▶ Instruction: Filter the entries below, keeping every line that has the word "title".

▶ Exercise material:
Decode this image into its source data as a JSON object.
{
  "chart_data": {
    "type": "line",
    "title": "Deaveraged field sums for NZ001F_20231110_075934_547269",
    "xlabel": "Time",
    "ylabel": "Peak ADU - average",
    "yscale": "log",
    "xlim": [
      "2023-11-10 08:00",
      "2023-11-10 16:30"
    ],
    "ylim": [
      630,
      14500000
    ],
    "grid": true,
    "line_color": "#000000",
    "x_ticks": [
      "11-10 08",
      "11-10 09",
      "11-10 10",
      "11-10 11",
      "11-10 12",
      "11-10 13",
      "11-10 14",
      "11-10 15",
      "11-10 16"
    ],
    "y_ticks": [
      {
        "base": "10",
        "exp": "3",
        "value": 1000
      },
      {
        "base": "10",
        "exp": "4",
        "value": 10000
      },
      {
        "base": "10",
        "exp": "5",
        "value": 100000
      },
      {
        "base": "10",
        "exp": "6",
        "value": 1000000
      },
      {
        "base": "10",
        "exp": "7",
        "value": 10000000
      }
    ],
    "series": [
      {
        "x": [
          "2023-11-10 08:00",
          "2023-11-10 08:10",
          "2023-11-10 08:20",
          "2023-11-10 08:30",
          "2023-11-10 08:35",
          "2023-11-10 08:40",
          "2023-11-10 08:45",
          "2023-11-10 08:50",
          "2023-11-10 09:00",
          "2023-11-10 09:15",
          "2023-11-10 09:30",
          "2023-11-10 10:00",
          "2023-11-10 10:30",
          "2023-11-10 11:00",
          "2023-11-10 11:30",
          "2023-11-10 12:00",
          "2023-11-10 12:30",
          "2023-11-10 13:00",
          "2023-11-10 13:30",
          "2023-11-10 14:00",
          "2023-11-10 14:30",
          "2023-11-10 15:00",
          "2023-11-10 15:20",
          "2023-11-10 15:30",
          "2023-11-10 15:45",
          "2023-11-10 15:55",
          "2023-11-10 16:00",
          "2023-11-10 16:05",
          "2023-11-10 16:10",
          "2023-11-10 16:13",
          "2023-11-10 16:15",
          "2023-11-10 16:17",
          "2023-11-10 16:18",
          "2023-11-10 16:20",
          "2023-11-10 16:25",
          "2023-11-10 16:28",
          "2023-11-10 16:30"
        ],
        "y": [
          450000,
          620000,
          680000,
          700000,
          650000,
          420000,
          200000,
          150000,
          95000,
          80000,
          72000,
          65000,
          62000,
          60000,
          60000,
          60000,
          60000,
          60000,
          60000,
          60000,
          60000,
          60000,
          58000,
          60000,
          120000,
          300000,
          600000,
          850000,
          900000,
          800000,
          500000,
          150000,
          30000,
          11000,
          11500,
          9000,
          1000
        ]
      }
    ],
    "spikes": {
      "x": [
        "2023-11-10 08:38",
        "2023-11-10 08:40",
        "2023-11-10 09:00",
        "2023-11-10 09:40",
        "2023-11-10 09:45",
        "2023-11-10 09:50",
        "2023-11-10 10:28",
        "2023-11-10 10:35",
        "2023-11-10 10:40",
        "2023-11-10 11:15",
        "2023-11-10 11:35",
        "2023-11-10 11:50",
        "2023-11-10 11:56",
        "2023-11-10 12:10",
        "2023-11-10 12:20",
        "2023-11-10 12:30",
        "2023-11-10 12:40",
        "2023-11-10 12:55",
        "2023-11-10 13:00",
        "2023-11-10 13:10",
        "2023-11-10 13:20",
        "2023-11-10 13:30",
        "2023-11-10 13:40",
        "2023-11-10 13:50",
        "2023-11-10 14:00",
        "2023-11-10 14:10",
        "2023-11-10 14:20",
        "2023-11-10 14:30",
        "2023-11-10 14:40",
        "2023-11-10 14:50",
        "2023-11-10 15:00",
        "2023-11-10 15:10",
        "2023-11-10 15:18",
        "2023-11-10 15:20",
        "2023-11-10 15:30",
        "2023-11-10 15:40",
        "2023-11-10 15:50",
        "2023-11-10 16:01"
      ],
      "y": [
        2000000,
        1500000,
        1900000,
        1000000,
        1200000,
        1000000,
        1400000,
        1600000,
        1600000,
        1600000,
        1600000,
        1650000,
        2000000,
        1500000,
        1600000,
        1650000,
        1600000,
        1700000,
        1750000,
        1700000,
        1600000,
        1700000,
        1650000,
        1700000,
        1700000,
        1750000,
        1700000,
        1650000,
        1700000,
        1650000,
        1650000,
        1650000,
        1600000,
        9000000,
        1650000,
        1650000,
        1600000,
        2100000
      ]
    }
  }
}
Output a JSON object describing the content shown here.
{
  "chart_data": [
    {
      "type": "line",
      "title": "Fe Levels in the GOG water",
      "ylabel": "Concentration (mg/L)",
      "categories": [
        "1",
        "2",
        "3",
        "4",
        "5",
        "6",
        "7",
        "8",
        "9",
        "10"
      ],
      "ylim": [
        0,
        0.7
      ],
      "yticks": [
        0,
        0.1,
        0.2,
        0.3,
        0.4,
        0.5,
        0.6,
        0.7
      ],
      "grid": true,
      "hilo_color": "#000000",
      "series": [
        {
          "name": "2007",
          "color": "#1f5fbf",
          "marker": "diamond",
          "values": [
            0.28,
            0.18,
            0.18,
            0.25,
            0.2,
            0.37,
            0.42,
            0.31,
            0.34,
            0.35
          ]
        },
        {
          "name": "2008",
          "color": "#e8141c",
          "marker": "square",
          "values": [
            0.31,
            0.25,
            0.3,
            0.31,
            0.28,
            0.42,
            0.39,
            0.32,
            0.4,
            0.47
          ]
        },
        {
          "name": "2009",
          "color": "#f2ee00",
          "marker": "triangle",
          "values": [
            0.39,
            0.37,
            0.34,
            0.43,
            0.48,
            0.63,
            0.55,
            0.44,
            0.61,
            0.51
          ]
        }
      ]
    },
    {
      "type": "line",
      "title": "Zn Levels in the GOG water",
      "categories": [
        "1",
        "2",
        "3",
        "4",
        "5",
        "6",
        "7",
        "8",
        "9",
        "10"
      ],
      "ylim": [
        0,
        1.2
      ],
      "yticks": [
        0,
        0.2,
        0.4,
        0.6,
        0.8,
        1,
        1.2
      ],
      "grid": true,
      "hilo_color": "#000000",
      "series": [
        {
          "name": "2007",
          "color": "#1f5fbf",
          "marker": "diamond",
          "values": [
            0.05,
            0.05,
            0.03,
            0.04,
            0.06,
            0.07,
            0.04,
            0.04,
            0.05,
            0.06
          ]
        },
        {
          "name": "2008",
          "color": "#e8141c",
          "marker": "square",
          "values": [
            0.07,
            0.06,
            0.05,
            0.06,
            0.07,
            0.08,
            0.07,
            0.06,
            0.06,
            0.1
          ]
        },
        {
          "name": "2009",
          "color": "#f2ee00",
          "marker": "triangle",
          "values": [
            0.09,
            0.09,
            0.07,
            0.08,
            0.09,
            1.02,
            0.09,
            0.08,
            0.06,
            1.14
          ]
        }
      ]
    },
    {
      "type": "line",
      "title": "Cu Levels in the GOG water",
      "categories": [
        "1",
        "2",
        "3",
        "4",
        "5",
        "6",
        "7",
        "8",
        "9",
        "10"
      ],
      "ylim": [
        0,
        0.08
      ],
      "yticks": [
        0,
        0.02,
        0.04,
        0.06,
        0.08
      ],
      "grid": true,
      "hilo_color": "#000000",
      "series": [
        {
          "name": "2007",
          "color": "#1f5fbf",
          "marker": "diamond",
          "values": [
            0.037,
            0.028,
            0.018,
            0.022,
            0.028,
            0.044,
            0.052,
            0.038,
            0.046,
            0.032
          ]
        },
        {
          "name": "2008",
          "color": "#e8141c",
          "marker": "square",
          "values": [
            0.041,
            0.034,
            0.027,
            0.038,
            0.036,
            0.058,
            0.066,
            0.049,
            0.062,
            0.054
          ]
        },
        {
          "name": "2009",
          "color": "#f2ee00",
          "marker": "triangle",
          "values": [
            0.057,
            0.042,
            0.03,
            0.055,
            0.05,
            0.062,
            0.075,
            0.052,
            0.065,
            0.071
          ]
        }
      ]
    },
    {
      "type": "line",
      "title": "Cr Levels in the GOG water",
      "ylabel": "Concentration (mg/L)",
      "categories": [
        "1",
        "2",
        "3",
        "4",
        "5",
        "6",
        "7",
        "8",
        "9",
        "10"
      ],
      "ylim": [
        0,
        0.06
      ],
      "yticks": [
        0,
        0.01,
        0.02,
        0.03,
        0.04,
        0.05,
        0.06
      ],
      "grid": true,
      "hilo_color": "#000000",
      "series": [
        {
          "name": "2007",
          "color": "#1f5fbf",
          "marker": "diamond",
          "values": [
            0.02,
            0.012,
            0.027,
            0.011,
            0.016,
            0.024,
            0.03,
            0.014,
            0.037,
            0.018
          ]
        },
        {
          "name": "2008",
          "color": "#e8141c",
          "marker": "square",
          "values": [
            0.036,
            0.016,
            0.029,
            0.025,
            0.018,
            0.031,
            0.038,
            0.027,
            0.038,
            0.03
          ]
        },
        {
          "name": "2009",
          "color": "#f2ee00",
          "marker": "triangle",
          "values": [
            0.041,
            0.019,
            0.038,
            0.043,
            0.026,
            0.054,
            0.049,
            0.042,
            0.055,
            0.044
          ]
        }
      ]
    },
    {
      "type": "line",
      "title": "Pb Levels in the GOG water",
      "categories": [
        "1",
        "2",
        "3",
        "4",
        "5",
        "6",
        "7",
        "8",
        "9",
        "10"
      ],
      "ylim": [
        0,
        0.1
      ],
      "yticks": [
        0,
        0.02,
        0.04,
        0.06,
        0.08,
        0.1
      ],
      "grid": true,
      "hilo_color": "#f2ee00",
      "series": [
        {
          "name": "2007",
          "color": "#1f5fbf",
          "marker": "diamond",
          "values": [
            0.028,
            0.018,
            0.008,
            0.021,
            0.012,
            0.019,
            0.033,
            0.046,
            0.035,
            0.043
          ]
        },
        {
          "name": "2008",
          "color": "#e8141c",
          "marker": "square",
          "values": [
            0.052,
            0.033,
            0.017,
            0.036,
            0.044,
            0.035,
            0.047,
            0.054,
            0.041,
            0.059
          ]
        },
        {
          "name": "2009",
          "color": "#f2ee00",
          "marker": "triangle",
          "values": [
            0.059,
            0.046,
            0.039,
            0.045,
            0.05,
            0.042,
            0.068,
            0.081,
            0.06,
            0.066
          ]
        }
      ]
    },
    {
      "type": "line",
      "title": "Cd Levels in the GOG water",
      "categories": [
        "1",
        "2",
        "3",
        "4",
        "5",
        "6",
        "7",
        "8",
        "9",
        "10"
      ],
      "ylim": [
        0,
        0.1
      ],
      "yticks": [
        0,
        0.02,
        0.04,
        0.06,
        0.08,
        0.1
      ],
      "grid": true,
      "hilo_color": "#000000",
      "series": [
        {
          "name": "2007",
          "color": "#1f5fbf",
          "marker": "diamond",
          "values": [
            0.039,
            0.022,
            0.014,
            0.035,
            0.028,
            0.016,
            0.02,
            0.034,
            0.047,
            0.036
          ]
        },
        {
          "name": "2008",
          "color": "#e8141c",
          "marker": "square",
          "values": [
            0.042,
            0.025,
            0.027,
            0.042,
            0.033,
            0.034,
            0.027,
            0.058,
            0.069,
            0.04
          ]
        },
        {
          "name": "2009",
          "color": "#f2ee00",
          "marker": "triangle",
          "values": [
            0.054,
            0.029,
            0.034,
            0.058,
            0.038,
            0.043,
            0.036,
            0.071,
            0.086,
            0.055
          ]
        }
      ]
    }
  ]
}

▶ Solution to this task:
    "title": "Deaveraged field sums for NZ001F_20231110_075934_547269",
      "title": "Fe Levels in the GOG water",
      "title": "Zn Levels in the GOG water",
      "title": "Cu Levels in the GOG water",
      "title": "Cr Levels in the GOG water",
      "title": "Pb Levels in the GOG water",
      "title": "Cd Levels in the GOG water",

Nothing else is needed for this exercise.